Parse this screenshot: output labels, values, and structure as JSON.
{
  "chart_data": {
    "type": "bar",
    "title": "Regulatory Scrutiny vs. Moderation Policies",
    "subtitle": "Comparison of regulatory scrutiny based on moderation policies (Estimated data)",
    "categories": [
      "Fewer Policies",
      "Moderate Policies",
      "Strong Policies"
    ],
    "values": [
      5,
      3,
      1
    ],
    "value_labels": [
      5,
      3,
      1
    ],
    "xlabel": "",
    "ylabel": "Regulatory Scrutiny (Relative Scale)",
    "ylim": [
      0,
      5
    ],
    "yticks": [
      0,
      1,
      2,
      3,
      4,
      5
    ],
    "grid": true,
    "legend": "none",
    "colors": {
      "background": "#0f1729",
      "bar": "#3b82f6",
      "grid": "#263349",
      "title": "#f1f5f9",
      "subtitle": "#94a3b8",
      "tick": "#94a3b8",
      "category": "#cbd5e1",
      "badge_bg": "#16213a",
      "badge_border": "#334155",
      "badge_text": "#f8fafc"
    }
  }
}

+===+

Copy each line of the listing in which the word "values" can be found.

Completed exercise
Parse this screenshot: output labels, values, and structure as JSON.
    "values": [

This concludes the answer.